#### [What needs to be done]
Whenever a line of the records below contains the word "Transaction", copy that line.

Information provided START

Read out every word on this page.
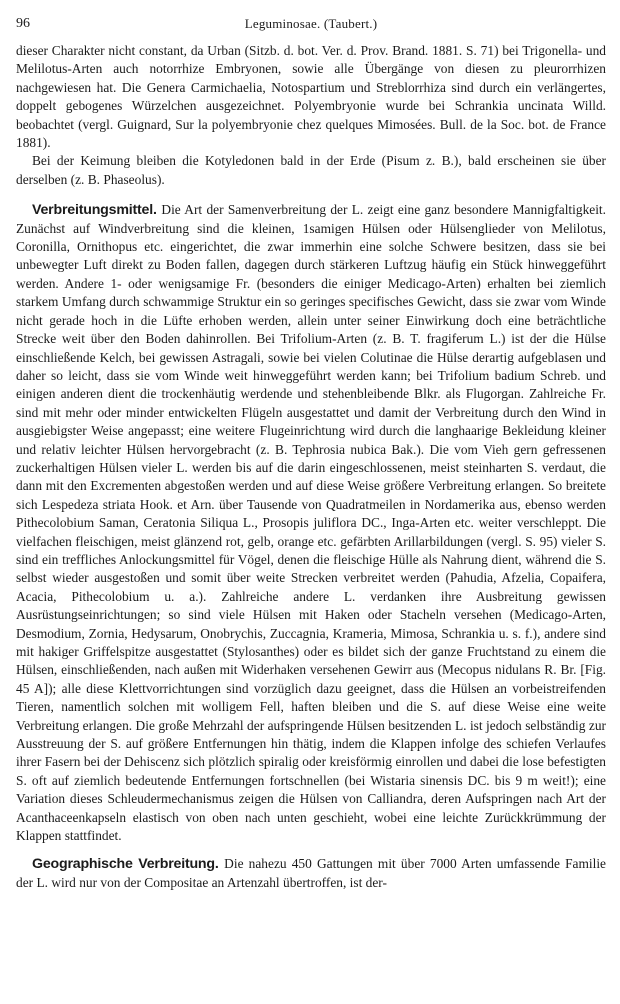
96	Leguminosae. (Taubert.)

dieser Charakter nicht constant, da Urban (Sitzb. d. bot. Ver. d. Prov. Brand. 1881. S. 71) bei Trigonella- und Melilotus-Arten auch notorrhize Embryonen, sowie alle Übergänge von diesen zu pleurorrhizen nachgewiesen hat. Die Genera Carmichaelia, Notospartium und Streblorrhiza sind durch ein verlängertes, doppelt gebogenes Würzelchen ausgezeichnet. Polyembryonie wurde bei Schrankia uncinata Willd. beobachtet (vergl. Guignard, Sur la polyembryonie chez quelques Mimosées. Bull. de la Soc. bot. de France 1881).

Bei der Keimung bleiben die Kotyledonen bald in der Erde (Pisum z. B.), bald erscheinen sie über derselben (z. B. Phaseolus).

Verbreitungsmittel. Die Art der Samenverbreitung der L. zeigt eine ganz besondere Mannigfaltigkeit. Zunächst auf Windverbreitung sind die kleinen, 1samigen Hülsen oder Hülsenglieder von Melilotus, Coronilla, Ornithopus etc. eingerichtet, die zwar immerhin eine solche Schwere besitzen, dass sie bei unbewegter Luft direkt zu Boden fallen, dagegen durch stärkeren Luftzug häufig ein Stück hinweggeführt werden. Andere 1- oder wenigsamige Fr. (besonders die einiger Medicago-Arten) erhalten bei ziemlich starkem Umfang durch schwammige Struktur ein so geringes specifisches Gewicht, dass sie zwar vom Winde nicht gerade hoch in die Lüfte erhoben werden, allein unter seiner Einwirkung doch eine beträchtliche Strecke weit über den Boden dahinrollen. Bei Trifolium-Arten (z. B. T. fragiferum L.) ist der die Hülse einschließende Kelch, bei gewissen Astragali, sowie bei vielen Colutinae die Hülse derartig aufgeblasen und daher so leicht, dass sie vom Winde weit hinweggeführt werden kann; bei Trifolium badium Schreb. und einigen anderen dient die trockenhäutig werdende und stehenbleibende Blkr. als Flugorgan. Zahlreiche Fr. sind mit mehr oder minder entwickelten Flügeln ausgestattet und damit der Verbreitung durch den Wind in ausgiebigster Weise angepasst; eine weitere Flugeinrichtung wird durch die langhaarige Bekleidung kleiner und relativ leichter Hülsen hervorgebracht (z. B. Tephrosia nubica Bak.). Die vom Vieh gern gefressenen zuckerhaltigen Hülsen vieler L. werden bis auf die darin eingeschlossenen, meist steinharten S. verdaut, die dann mit den Excrementen abgestoßen werden und auf diese Weise größere Verbreitung erlangen. So breitete sich Lespedeza striata Hook. et Arn. über Tausende von Quadratmeilen in Nordamerika aus, ebenso werden Pithecolobium Saman, Ceratonia Siliqua L., Prosopis juliflora DC., Inga-Arten etc. weiter verschleppt. Die vielfachen fleischigen, meist glänzend rot, gelb, orange etc. gefärbten Arillarbildungen (vergl. S. 95) vieler S. sind ein treffliches Anlockungsmittel für Vögel, denen die fleischige Hülle als Nahrung dient, während die S. selbst wieder ausgestoßen und somit über weite Strecken verbreitet werden (Pahudia, Afzelia, Copaifera, Acacia, Pithecolobium u. a.). Zahlreiche andere L. verdanken ihre Ausbreitung gewissen Ausrüstungseinrichtungen; so sind viele Hülsen mit Haken oder Stacheln versehen (Medicago-Arten, Desmodium, Zornia, Hedysarum, Onobrychis, Zuccagnia, Krameria, Mimosa, Schrankia u. s. f.), andere sind mit hakiger Griffelspitze ausgestattet (Stylosanthes) oder es bildet sich der ganze Fruchtstand zu einem die Hülsen, einschließenden, nach außen mit Widerhaken versehenen Gewirr aus (Mecopus nidulans R. Br. [Fig. 45 A]); alle diese Klettvorrichtungen sind vorzüglich dazu geeignet, dass die Hülsen an vorbeistreifenden Tieren, namentlich solchen mit wolligem Fell, haften bleiben und die S. auf diese Weise eine weite Verbreitung erlangen. Die große Mehrzahl der aufspringende Hülsen besitzenden L. ist jedoch selbständig zur Ausstreuung der S. auf größere Entfernungen hin thätig, indem die Klappen infolge des schiefen Verlaufes ihrer Fasern bei der Dehiscenz sich plötzlich spiralig oder kreisförmig einrollen und dabei die lose befestigten S. oft auf ziemlich bedeutende Entfernungen fortschnellen (bei Wistaria sinensis DC. bis 9 m weit!); eine Variation dieses Schleudermechanismus zeigen die Hülsen von Calliandra, deren Aufspringen nach Art der Acanthaceenkapseln elastisch von oben nach unten geschieht, wobei eine leichte Zurückkrümmung der Klappen stattfindet.

Geographische Verbreitung. Die nahezu 450 Gattungen mit über 7000 Arten umfassende Familie der L. wird nur von der Compositae an Artenzahl übertroffen, ist der-
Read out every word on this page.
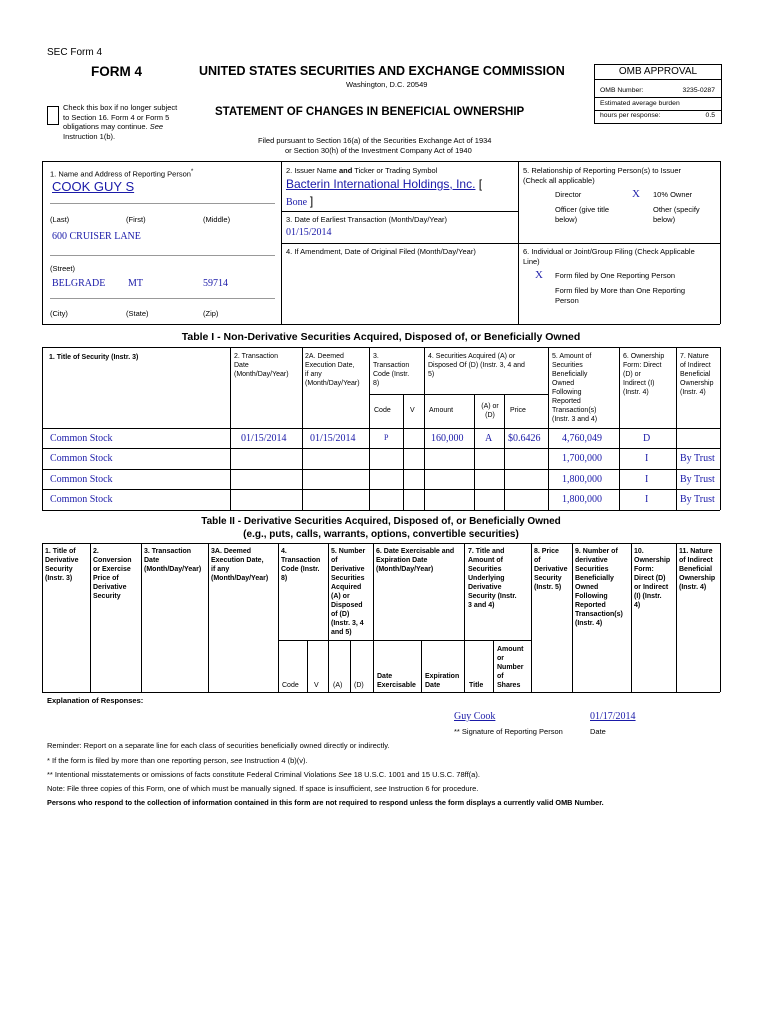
SEC Form 4
FORM 4	UNITED STATES SECURITIES AND EXCHANGE COMMISSION
Washington, D.C. 20549
Check this box if no longer subject
to Section 16. Form 4 or Form 5
obligations may continue. See
Instruction 1(b).
STATEMENT OF CHANGES IN BENEFICIAL OWNERSHIP
Filed pursuant to Section 16(a) of the Securities Exchange Act of 1934
or Section 30(h) of the Investment Company Act of 1940
OMB APPROVAL
OMB Number:	3235-0287
Estimated average burden
hours per response:	0.5
1. Name and Address of Reporting Person*
COOK GUY S
(Last)	(First)	(Middle)
600 CRUISER LANE
(Street)
BELGRADE MT	59714
(City)	(State)	(Zip)
2. Issuer Name and Ticker or Trading Symbol
Bacterin International Holdings, Inc. [
Bone ]
3. Date of Earliest Transaction (Month/Day/Year)
01/15/2014
4. If Amendment, Date of Original Filed (Month/Day/Year)
5. Relationship of Reporting Person(s) to Issuer
(Check all applicable)
Director	X 10% Owner
Officer (give title
below)
Other (specify
below)
6. Individual or Joint/Group Filing (Check Applicable
Line)
X Form filed by One Reporting Person
Form filed by More than One Reporting
Person
Table I - Non-Derivative Securities Acquired, Disposed of, or Beneficially Owned
1. Title of Security (Instr. 3)	2. Transaction
Date
(Month/Day/Year)
2A. Deemed
Execution Date,
if any
(Month/Day/Year)
3.
Transaction
Code (Instr.
8)
4. Securities Acquired (A) or
Disposed Of (D) (Instr. 3, 4 and
5)
5. Amount of
Securities
Beneficially
Owned
Following
Reported
Transaction(s)
(Instr. 3 and 4)
6. Ownership
Form: Direct
(D) or
Indirect (I)
(Instr. 4)
7. Nature
of Indirect
Beneficial
Ownership
(Instr. 4)
Code	V Amount
(A) or
(D)
Price
Common Stock	01/15/2014 01/15/2014	P	160,000 A $0.6426 4,760,049	D
Common Stock	1,700,000	I	By Trust
Common Stock	1,800,000	I	By Trust
Common Stock	1,800,000	I	By Trust
Table II - Derivative Securities Acquired, Disposed of, or Beneficially Owned
(e.g., puts, calls, warrants, options, convertible securities)
1. Title of
Derivative
Security
(Instr. 3)
2.
Conversion
or Exercise
Price of
Derivative
Security
3. Transaction
Date
(Month/Day/Year)
3A. Deemed
Execution Date,
if any
(Month/Day/Year)
4.
Transaction
Code (Instr.
8)
5. Number
of
Derivative
Securities
Acquired
(A) or
Disposed
of (D)
(Instr. 3, 4
and 5)
6. Date Exercisable and
Expiration Date
(Month/Day/Year)
7. Title and
Amount of
Securities
Underlying
Derivative
Security (Instr.
3 and 4)
8. Price
of
Derivative
Security
(Instr. 5)
9. Number of
derivative
Securities
Beneficially
Owned
Following
Reported
Transaction(s)
(Instr. 4)
10.
Ownership
Form:
Direct (D)
or Indirect
(I) (Instr.
4)
11. Nature
of Indirect
Beneficial
Ownership
(Instr. 4)
Code V (A) (D)
Date
Exercisable
Expiration
Date	Title
Amount
or
Number
of
Shares
Explanation of Responses:
Guy Cook	01/17/2014
** Signature of Reporting Person	Date
Reminder: Report on a separate line for each class of securities beneficially owned directly or indirectly.
* If the form is filed by more than one reporting person, see Instruction 4 (b)(v).
** Intentional misstatements or omissions of facts constitute Federal Criminal Violations See 18 U.S.C. 1001 and 15 U.S.C. 78ff(a).
Note: File three copies of this Form, one of which must be manually signed. If space is insufficient, see Instruction 6 for procedure.
Persons who respond to the collection of information contained in this form are not required to respond unless the form displays a currently valid OMB Number.
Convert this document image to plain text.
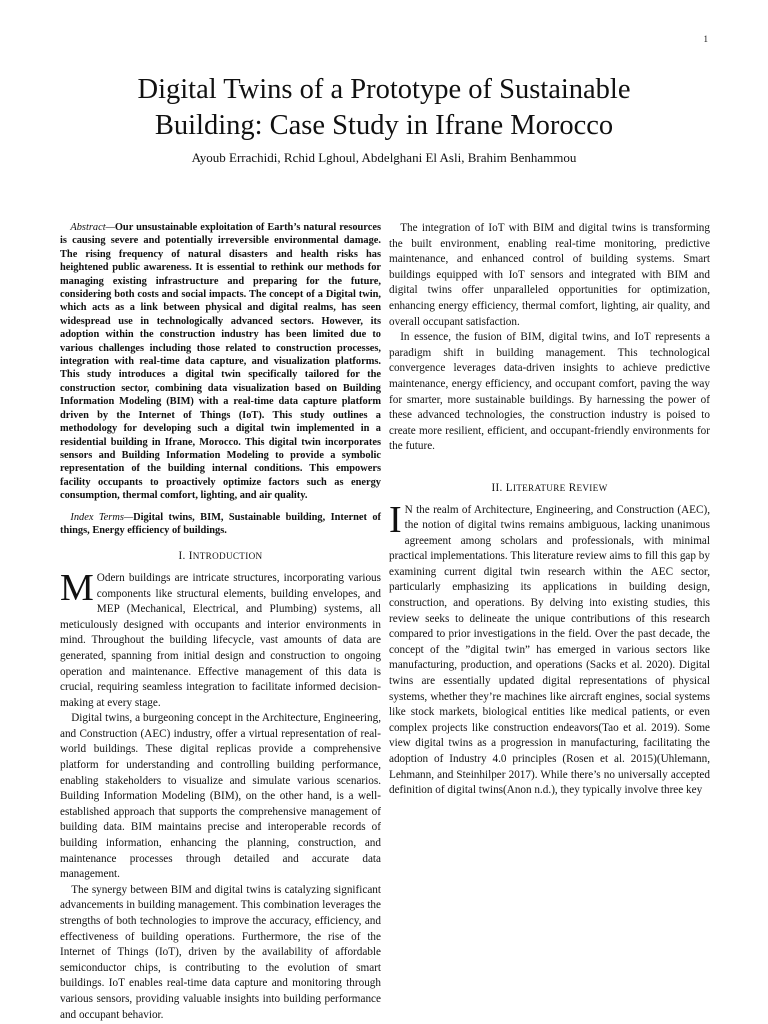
1
Digital Twins of a Prototype of Sustainable
Building: Case Study in Ifrane Morocco
Ayoub Errachidi, Rchid Lghoul, Abdelghani El Asli, Brahim Benhammou

Abstract—Our unsustainable exploitation of Earth’s natural resources is causing severe and potentially irreversible environmental damage. The rising frequency of natural disasters and health risks has heightened public awareness. It is essential to rethink our methods for managing existing infrastructure and preparing for the future, considering both costs and social impacts. The concept of a Digital twin, which acts as a link between physical and digital realms, has seen widespread use in technologically advanced sectors. However, its adoption within the construction industry has been limited due to various challenges including those related to construction processes, integration with real-time data capture, and visualization platforms. This study introduces a digital twin specifically tailored for the construction sector, combining data visualization based on Building Information Modeling (BIM) with a real-time data capture platform driven by the Internet of Things (IoT). This study outlines a methodology for developing such a digital twin implemented in a residential building in Ifrane, Morocco. This digital twin incorporates sensors and Building Information Modeling to provide a symbolic representation of the building internal conditions. This empowers facility occupants to proactively optimize factors such as energy consumption, thermal comfort, lighting, and air quality.

Index Terms—Digital twins, BIM, Sustainable building, Internet of things, Energy efficiency of buildings.

I. INTRODUCTION

M Odern buildings are intricate structures, incorporating various components like structural elements, building envelopes, and MEP (Mechanical, Electrical, and Plumbing) systems, all meticulously designed with occupants and interior environments in mind. Throughout the building lifecycle, vast amounts of data are generated, spanning from initial design and construction to ongoing operation and maintenance. Effective management of this data is crucial, requiring seamless integration to facilitate informed decision-making at every stage.

Digital twins, a burgeoning concept in the Architecture, Engineering, and Construction (AEC) industry, offer a virtual representation of real-world buildings. These digital replicas provide a comprehensive platform for understanding and controlling building performance, enabling stakeholders to visualize and simulate various scenarios. Building Information Modeling (BIM), on the other hand, is a well-established approach that supports the comprehensive management of building data. BIM maintains precise and interoperable records of building information, enhancing the planning, construction, and maintenance processes through detailed and accurate data management.

The synergy between BIM and digital twins is catalyzing significant advancements in building management. This combination leverages the strengths of both technologies to improve the accuracy, efficiency, and effectiveness of building operations. Furthermore, the rise of the Internet of Things (IoT), driven by the availability of affordable semiconductor chips, is contributing to the evolution of smart buildings. IoT enables real-time data capture and monitoring through various sensors, providing valuable insights into building performance and occupant behavior.

The integration of IoT with BIM and digital twins is transforming the built environment, enabling real-time monitoring, predictive maintenance, and enhanced control of building systems. Smart buildings equipped with IoT sensors and integrated with BIM and digital twins offer unparalleled opportunities for optimization, enhancing energy efficiency, thermal comfort, lighting, air quality, and overall occupant satisfaction.

In essence, the fusion of BIM, digital twins, and IoT represents a paradigm shift in building management. This technological convergence leverages data-driven insights to achieve predictive maintenance, energy efficiency, and occupant comfort, paving the way for smarter, more sustainable buildings. By harnessing the power of these advanced technologies, the construction industry is poised to create more resilient, efficient, and occupant-friendly environments for the future.

II. LITERATURE REVIEW

I N the realm of Architecture, Engineering, and Construction (AEC), the notion of digital twins remains ambiguous, lacking unanimous agreement among scholars and professionals, with minimal practical implementations. This literature review aims to fill this gap by examining current digital twin research within the AEC sector, particularly emphasizing its applications in building design, construction, and operations. By delving into existing studies, this review seeks to delineate the unique contributions of this research compared to prior investigations in the field. Over the past decade, the concept of the ”digital twin” has emerged in various sectors like manufacturing, production, and operations (Sacks et al. 2020). Digital twins are essentially updated digital representations of physical systems, whether they’re machines like aircraft engines, social systems like stock markets, biological entities like medical patients, or even complex projects like construction endeavors(Tao et al. 2019). Some view digital twins as a progression in manufacturing, facilitating the adoption of Industry 4.0 principles (Rosen et al. 2015)(Uhlemann, Lehmann, and Steinhilper 2017). While there’s no universally accepted definition of digital twins(Anon n.d.), they typically involve three key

Information provided END

#### [Result]
3. Date of Earliest Transaction (Month/Day/Year)
1. Title of Security (Instr. 3)	2. Transaction
Transaction
Transaction(s)
3. Transaction
Transaction
Transaction(s)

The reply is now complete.